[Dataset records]
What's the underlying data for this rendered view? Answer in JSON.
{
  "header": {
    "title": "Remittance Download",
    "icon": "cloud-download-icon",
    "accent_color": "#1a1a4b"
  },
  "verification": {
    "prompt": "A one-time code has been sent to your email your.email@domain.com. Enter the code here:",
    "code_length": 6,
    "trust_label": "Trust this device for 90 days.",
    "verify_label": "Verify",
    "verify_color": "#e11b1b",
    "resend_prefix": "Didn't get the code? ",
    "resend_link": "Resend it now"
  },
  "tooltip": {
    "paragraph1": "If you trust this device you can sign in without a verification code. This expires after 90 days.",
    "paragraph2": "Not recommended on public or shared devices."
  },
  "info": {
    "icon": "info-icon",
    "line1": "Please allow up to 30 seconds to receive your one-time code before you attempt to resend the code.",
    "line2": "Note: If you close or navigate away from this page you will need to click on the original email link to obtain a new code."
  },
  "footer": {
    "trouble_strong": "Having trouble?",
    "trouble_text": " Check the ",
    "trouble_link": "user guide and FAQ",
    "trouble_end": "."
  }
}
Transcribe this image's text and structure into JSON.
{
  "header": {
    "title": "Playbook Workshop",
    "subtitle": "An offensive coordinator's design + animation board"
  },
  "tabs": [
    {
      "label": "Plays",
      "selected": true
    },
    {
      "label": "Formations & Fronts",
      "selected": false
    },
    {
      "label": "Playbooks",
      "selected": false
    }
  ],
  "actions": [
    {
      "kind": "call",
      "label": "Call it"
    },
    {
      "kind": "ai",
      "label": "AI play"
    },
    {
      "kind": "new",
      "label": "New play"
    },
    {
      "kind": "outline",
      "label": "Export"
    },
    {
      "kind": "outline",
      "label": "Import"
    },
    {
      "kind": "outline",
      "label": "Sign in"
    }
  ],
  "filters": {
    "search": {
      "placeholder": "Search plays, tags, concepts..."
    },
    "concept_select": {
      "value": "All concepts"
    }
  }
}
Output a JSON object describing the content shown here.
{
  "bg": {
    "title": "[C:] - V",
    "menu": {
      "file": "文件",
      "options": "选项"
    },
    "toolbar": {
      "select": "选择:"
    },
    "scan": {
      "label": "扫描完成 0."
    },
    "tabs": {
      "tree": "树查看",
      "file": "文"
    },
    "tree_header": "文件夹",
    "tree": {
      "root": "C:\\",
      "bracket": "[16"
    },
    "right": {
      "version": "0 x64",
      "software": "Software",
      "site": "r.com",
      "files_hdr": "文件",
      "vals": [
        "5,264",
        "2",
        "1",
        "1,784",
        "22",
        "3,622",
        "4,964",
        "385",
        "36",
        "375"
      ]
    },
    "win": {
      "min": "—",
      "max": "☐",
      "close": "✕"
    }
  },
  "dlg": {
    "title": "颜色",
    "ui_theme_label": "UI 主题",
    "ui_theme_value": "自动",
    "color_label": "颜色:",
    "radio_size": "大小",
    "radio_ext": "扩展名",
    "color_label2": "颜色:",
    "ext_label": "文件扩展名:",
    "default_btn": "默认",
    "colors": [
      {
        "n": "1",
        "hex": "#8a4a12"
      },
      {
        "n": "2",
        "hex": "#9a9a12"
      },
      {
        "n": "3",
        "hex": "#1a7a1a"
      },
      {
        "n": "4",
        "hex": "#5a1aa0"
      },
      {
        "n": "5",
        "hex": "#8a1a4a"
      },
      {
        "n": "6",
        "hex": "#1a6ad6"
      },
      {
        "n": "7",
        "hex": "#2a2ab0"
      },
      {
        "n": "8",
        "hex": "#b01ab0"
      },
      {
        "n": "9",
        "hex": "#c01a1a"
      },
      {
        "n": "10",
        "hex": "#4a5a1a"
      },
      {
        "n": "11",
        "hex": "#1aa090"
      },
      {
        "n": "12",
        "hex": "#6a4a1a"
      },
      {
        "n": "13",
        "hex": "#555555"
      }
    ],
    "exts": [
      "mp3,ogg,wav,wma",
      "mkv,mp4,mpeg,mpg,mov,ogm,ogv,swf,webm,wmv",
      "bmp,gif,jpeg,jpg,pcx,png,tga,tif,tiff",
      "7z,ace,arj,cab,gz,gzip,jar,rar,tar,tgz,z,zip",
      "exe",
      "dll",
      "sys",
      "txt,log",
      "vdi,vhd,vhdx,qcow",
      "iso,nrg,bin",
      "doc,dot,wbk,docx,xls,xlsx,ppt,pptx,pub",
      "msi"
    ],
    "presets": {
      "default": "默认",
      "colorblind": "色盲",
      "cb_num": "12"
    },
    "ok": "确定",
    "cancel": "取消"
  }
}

## What is needed
Reproduce the material precisely, including every line.

## In response
What's the underlying data for this rendered view? Answer in JSON.
{
  "header": {
    "title": "Remittance Download",
    "icon": "cloud-download-icon",
    "accent_color": "#1a1a4b"
  },
  "verification": {
    "prompt": "A one-time code has been sent to your email your.email@domain.com. Enter the code here:",
    "code_length": 6,
    "trust_label": "Trust this device for 90 days.",
    "verify_label": "Verify",
    "verify_color": "#e11b1b",
    "resend_prefix": "Didn't get the code? ",
    "resend_link": "Resend it now"
  },
  "tooltip": {
    "paragraph1": "If you trust this device you can sign in without a verification code. This expires after 90 days.",
    "paragraph2": "Not recommended on public or shared devices."
  },
  "info": {
    "icon": "info-icon",
    "line1": "Please allow up to 30 seconds to receive your one-time code before you attempt to resend the code.",
    "line2": "Note: If you close or navigate away from this page you will need to click on the original email link to obtain a new code."
  },
  "footer": {
    "trouble_strong": "Having trouble?",
    "trouble_text": " Check the ",
    "trouble_link": "user guide and FAQ",
    "trouble_end": "."
  }
}
Transcribe this image's text and structure into JSON.
{
  "header": {
    "title": "Playbook Workshop",
    "subtitle": "An offensive coordinator's design + animation board"
  },
  "tabs": [
    {
      "label": "Plays",
      "selected": true
    },
    {
      "label": "Formations & Fronts",
      "selected": false
    },
    {
      "label": "Playbooks",
      "selected": false
    }
  ],
  "actions": [
    {
      "kind": "call",
      "label": "Call it"
    },
    {
      "kind": "ai",
      "label": "AI play"
    },
    {
      "kind": "new",
      "label": "New play"
    },
    {
      "kind": "outline",
      "label": "Export"
    },
    {
      "kind": "outline",
      "label": "Import"
    },
    {
      "kind": "outline",
      "label": "Sign in"
    }
  ],
  "filters": {
    "search": {
      "placeholder": "Search plays, tags, concepts..."
    },
    "concept_select": {
      "value": "All concepts"
    }
  }
}
Output a JSON object describing the content shown here.
{
  "bg": {
    "title": "[C:] - V",
    "menu": {
      "file": "文件",
      "options": "选项"
    },
    "toolbar": {
      "select": "选择:"
    },
    "scan": {
      "label": "扫描完成 0."
    },
    "tabs": {
      "tree": "树查看",
      "file": "文"
    },
    "tree_header": "文件夹",
    "tree": {
      "root": "C:\\",
      "bracket": "[16"
    },
    "right": {
      "version": "0 x64",
      "software": "Software",
      "site": "r.com",
      "files_hdr": "文件",
      "vals": [
        "5,264",
        "2",
        "1",
        "1,784",
        "22",
        "3,622",
        "4,964",
        "385",
        "36",
        "375"
      ]
    },
    "win": {
      "min": "—",
      "max": "☐",
      "close": "✕"
    }
  },
  "dlg": {
    "title": "颜色",
    "ui_theme_label": "UI 主题",
    "ui_theme_value": "自动",
    "color_label": "颜色:",
    "radio_size": "大小",
    "radio_ext": "扩展名",
    "color_label2": "颜色:",
    "ext_label": "文件扩展名:",
    "default_btn": "默认",
    "colors": [
      {
        "n": "1",
        "hex": "#8a4a12"
      },
      {
        "n": "2",
        "hex": "#9a9a12"
      },
      {
        "n": "3",
        "hex": "#1a7a1a"
      },
      {
        "n": "4",
        "hex": "#5a1aa0"
      },
      {
        "n": "5",
        "hex": "#8a1a4a"
      },
      {
        "n": "6",
        "hex": "#1a6ad6"
      },
      {
        "n": "7",
        "hex": "#2a2ab0"
      },
      {
        "n": "8",
        "hex": "#b01ab0"
      },
      {
        "n": "9",
        "hex": "#c01a1a"
      },
      {
        "n": "10",
        "hex": "#4a5a1a"
      },
      {
        "n": "11",
        "hex": "#1aa090"
      },
      {
        "n": "12",
        "hex": "#6a4a1a"
      },
      {
        "n": "13",
        "hex": "#555555"
      }
    ],
    "exts": [
      "mp3,ogg,wav,wma",
      "mkv,mp4,mpeg,mpg,mov,ogm,ogv,swf,webm,wmv",
      "bmp,gif,jpeg,jpg,pcx,png,tga,tif,tiff",
      "7z,ace,arj,cab,gz,gzip,jar,rar,tar,tgz,z,zip",
      "exe",
      "dll",
      "sys",
      "txt,log",
      "vdi,vhd,vhdx,qcow",
      "iso,nrg,bin",
      "doc,dot,wbk,docx,xls,xlsx,ppt,pptx,pub",
      "msi"
    ],
    "presets": {
      "default": "默认",
      "colorblind": "色盲",
      "cb_num": "12"
    },
    "ok": "确定",
    "cancel": "取消"
  }
}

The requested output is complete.